INPUT RECORDS below:
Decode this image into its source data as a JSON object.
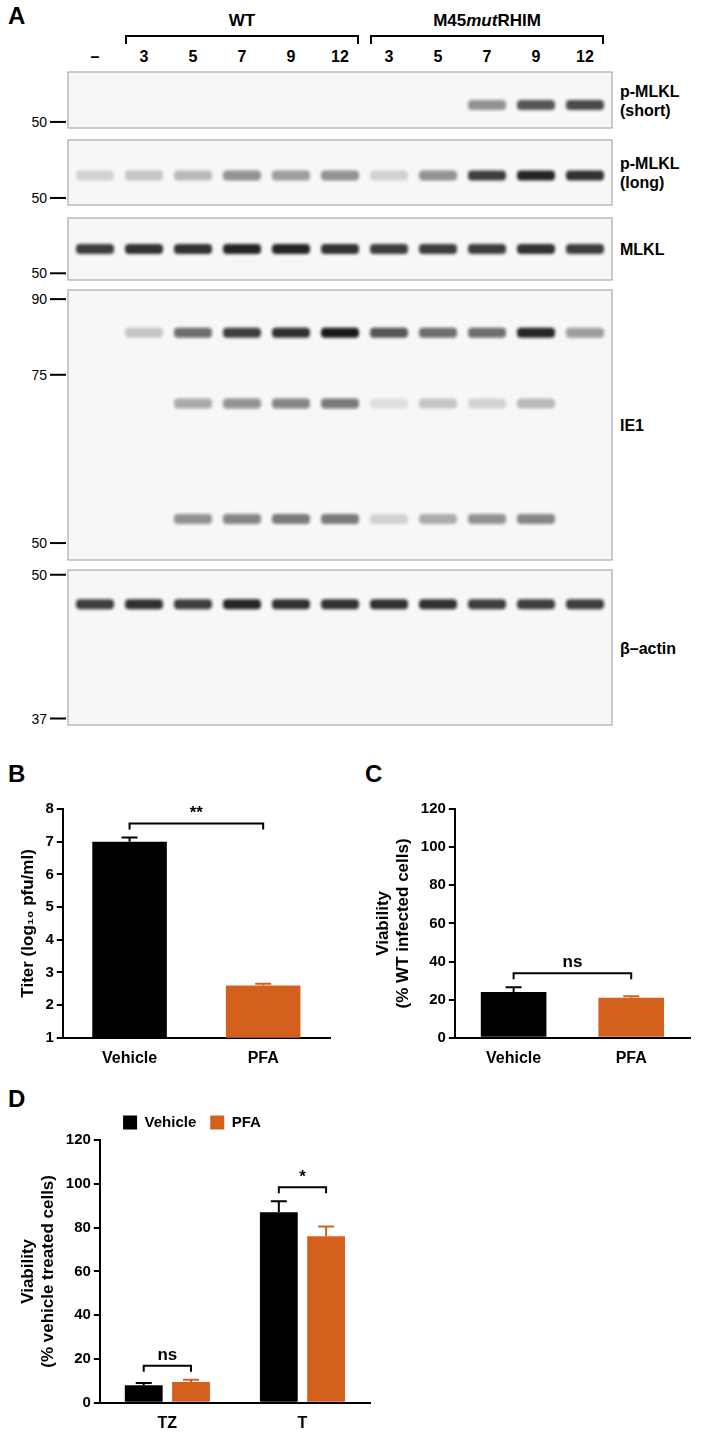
{
  "blot": {
    "panel_label": "A",
    "lead_lanes": [
      "–"
    ],
    "groups": [
      {
        "label_parts": [
          {
            "text": "WT"
          }
        ],
        "lanes": [
          "3",
          "5",
          "7",
          "9",
          "12"
        ]
      },
      {
        "label_parts": [
          {
            "text": "M45"
          },
          {
            "text": "mut",
            "italic": true
          },
          {
            "text": "RHIM"
          }
        ],
        "lanes": [
          "3",
          "5",
          "7",
          "9",
          "12"
        ]
      }
    ],
    "strips": [
      {
        "label": [
          "p-MLKL",
          "(short)"
        ],
        "ylim": [
          70,
          48
        ],
        "markers": [
          50
        ],
        "bands": [
          {
            "kda": 56,
            "intensity": [
              0,
              0,
              0,
              0,
              0,
              0,
              0,
              0,
              0.45,
              0.7,
              0.75
            ]
          }
        ]
      },
      {
        "label": [
          "p-MLKL",
          "(long)"
        ],
        "ylim": [
          70,
          48
        ],
        "markers": [
          50
        ],
        "bands": [
          {
            "kda": 57,
            "intensity": [
              0.15,
              0.2,
              0.25,
              0.45,
              0.4,
              0.45,
              0.15,
              0.45,
              0.8,
              0.9,
              0.85
            ]
          }
        ]
      },
      {
        "label": [
          "MLKL"
        ],
        "ylim": [
          70,
          48
        ],
        "markers": [
          50
        ],
        "bands": [
          {
            "kda": 58,
            "intensity": [
              0.8,
              0.85,
              0.85,
              0.9,
              0.9,
              0.85,
              0.8,
              0.8,
              0.8,
              0.85,
              0.8
            ]
          }
        ]
      },
      {
        "label": [
          "IE1"
        ],
        "ylim": [
          92,
          48
        ],
        "markers": [
          90,
          75,
          50
        ],
        "bands": [
          {
            "kda": 83,
            "intensity": [
              0,
              0.2,
              0.6,
              0.8,
              0.85,
              0.95,
              0.7,
              0.6,
              0.6,
              0.9,
              0.4
            ]
          },
          {
            "kda": 70,
            "intensity": [
              0,
              0,
              0.35,
              0.45,
              0.5,
              0.55,
              0.1,
              0.2,
              0.15,
              0.25,
              0
            ]
          },
          {
            "kda": 53,
            "intensity": [
              0,
              0,
              0.45,
              0.5,
              0.55,
              0.55,
              0.15,
              0.3,
              0.45,
              0.5,
              0
            ]
          }
        ]
      },
      {
        "label": [
          "β–actin"
        ],
        "ylim": [
          50.5,
          36.5
        ],
        "markers": [
          50,
          37
        ],
        "bands": [
          {
            "kda": 47,
            "intensity": [
              0.8,
              0.85,
              0.8,
              0.9,
              0.85,
              0.85,
              0.85,
              0.85,
              0.8,
              0.8,
              0.8
            ]
          }
        ]
      }
    ]
  },
  "chart_data": [
    {
      "panel_label": "B",
      "type": "bar",
      "categories": [
        "Vehicle",
        "PFA"
      ],
      "values": [
        7.0,
        2.6
      ],
      "errors": [
        0.13,
        0.05
      ],
      "colors": [
        "#000000",
        "#d4601e"
      ],
      "y_label": "Titer (log₁₀ pfu/ml)",
      "ylim": [
        1,
        8
      ],
      "yticks": [
        1,
        2,
        3,
        4,
        5,
        6,
        7,
        8
      ],
      "grid": false,
      "annotations": [
        {
          "text": "**",
          "between": [
            "Vehicle",
            "PFA"
          ]
        }
      ]
    },
    {
      "panel_label": "C",
      "type": "bar",
      "categories": [
        "Vehicle",
        "PFA"
      ],
      "values": [
        24,
        21
      ],
      "errors": [
        2.5,
        0.8
      ],
      "colors": [
        "#000000",
        "#d4601e"
      ],
      "y_label": [
        "Viability",
        "(% WT infected cells)"
      ],
      "ylim": [
        0,
        120
      ],
      "yticks": [
        0,
        20,
        40,
        60,
        80,
        100,
        120
      ],
      "grid": false,
      "annotations": [
        {
          "text": "ns",
          "between": [
            "Vehicle",
            "PFA"
          ]
        }
      ]
    },
    {
      "panel_label": "D",
      "type": "bar",
      "categories": [
        "TZ",
        "T"
      ],
      "series": [
        {
          "name": "Vehicle",
          "color": "#000000",
          "values": [
            8,
            87
          ],
          "errors": [
            1,
            5
          ]
        },
        {
          "name": "PFA",
          "color": "#d4601e",
          "values": [
            9.5,
            76
          ],
          "errors": [
            1,
            4.5
          ]
        }
      ],
      "y_label": [
        "Viability",
        "(% vehicle treated cells)"
      ],
      "ylim": [
        0,
        120
      ],
      "yticks": [
        0,
        20,
        40,
        60,
        80,
        100,
        120
      ],
      "grid": false,
      "legend": "top",
      "annotations": [
        {
          "text": "ns",
          "category": "TZ"
        },
        {
          "text": "*",
          "category": "T"
        }
      ]
    }
  ]
}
End of INPUT RECORDS.
WHAT NEEDS TO BE DONE = Please give the entries again word for word, without any pictures.

ANSWER AREA =
Decode this image into its source data as a JSON object.
{
  "blot": {
    "panel_label": "A",
    "lead_lanes": [
      "–"
    ],
    "groups": [
      {
        "label_parts": [
          {
            "text": "WT"
          }
        ],
        "lanes": [
          "3",
          "5",
          "7",
          "9",
          "12"
        ]
      },
      {
        "label_parts": [
          {
            "text": "M45"
          },
          {
            "text": "mut",
            "italic": true
          },
          {
            "text": "RHIM"
          }
        ],
        "lanes": [
          "3",
          "5",
          "7",
          "9",
          "12"
        ]
      }
    ],
    "strips": [
      {
        "label": [
          "p-MLKL",
          "(short)"
        ],
        "ylim": [
          70,
          48
        ],
        "markers": [
          50
        ],
        "bands": [
          {
            "kda": 56,
            "intensity": [
              0,
              0,
              0,
              0,
              0,
              0,
              0,
              0,
              0.45,
              0.7,
              0.75
            ]
          }
        ]
      },
      {
        "label": [
          "p-MLKL",
          "(long)"
        ],
        "ylim": [
          70,
          48
        ],
        "markers": [
          50
        ],
        "bands": [
          {
            "kda": 57,
            "intensity": [
              0.15,
              0.2,
              0.25,
              0.45,
              0.4,
              0.45,
              0.15,
              0.45,
              0.8,
              0.9,
              0.85
            ]
          }
        ]
      },
      {
        "label": [
          "MLKL"
        ],
        "ylim": [
          70,
          48
        ],
        "markers": [
          50
        ],
        "bands": [
          {
            "kda": 58,
            "intensity": [
              0.8,
              0.85,
              0.85,
              0.9,
              0.9,
              0.85,
              0.8,
              0.8,
              0.8,
              0.85,
              0.8
            ]
          }
        ]
      },
      {
        "label": [
          "IE1"
        ],
        "ylim": [
          92,
          48
        ],
        "markers": [
          90,
          75,
          50
        ],
        "bands": [
          {
            "kda": 83,
            "intensity": [
              0,
              0.2,
              0.6,
              0.8,
              0.85,
              0.95,
              0.7,
              0.6,
              0.6,
              0.9,
              0.4
            ]
          },
          {
            "kda": 70,
            "intensity": [
              0,
              0,
              0.35,
              0.45,
              0.5,
              0.55,
              0.1,
              0.2,
              0.15,
              0.25,
              0
            ]
          },
          {
            "kda": 53,
            "intensity": [
              0,
              0,
              0.45,
              0.5,
              0.55,
              0.55,
              0.15,
              0.3,
              0.45,
              0.5,
              0
            ]
          }
        ]
      },
      {
        "label": [
          "β–actin"
        ],
        "ylim": [
          50.5,
          36.5
        ],
        "markers": [
          50,
          37
        ],
        "bands": [
          {
            "kda": 47,
            "intensity": [
              0.8,
              0.85,
              0.8,
              0.9,
              0.85,
              0.85,
              0.85,
              0.85,
              0.8,
              0.8,
              0.8
            ]
          }
        ]
      }
    ]
  },
  "chart_data": [
    {
      "panel_label": "B",
      "type": "bar",
      "categories": [
        "Vehicle",
        "PFA"
      ],
      "values": [
        7.0,
        2.6
      ],
      "errors": [
        0.13,
        0.05
      ],
      "colors": [
        "#000000",
        "#d4601e"
      ],
      "y_label": "Titer (log₁₀ pfu/ml)",
      "ylim": [
        1,
        8
      ],
      "yticks": [
        1,
        2,
        3,
        4,
        5,
        6,
        7,
        8
      ],
      "grid": false,
      "annotations": [
        {
          "text": "**",
          "between": [
            "Vehicle",
            "PFA"
          ]
        }
      ]
    },
    {
      "panel_label": "C",
      "type": "bar",
      "categories": [
        "Vehicle",
        "PFA"
      ],
      "values": [
        24,
        21
      ],
      "errors": [
        2.5,
        0.8
      ],
      "colors": [
        "#000000",
        "#d4601e"
      ],
      "y_label": [
        "Viability",
        "(% WT infected cells)"
      ],
      "ylim": [
        0,
        120
      ],
      "yticks": [
        0,
        20,
        40,
        60,
        80,
        100,
        120
      ],
      "grid": false,
      "annotations": [
        {
          "text": "ns",
          "between": [
            "Vehicle",
            "PFA"
          ]
        }
      ]
    },
    {
      "panel_label": "D",
      "type": "bar",
      "categories": [
        "TZ",
        "T"
      ],
      "series": [
        {
          "name": "Vehicle",
          "color": "#000000",
          "values": [
            8,
            87
          ],
          "errors": [
            1,
            5
          ]
        },
        {
          "name": "PFA",
          "color": "#d4601e",
          "values": [
            9.5,
            76
          ],
          "errors": [
            1,
            4.5
          ]
        }
      ],
      "y_label": [
        "Viability",
        "(% vehicle treated cells)"
      ],
      "ylim": [
        0,
        120
      ],
      "yticks": [
        0,
        20,
        40,
        60,
        80,
        100,
        120
      ],
      "grid": false,
      "legend": "top",
      "annotations": [
        {
          "text": "ns",
          "category": "TZ"
        },
        {
          "text": "*",
          "category": "T"
        }
      ]
    }
  ]
}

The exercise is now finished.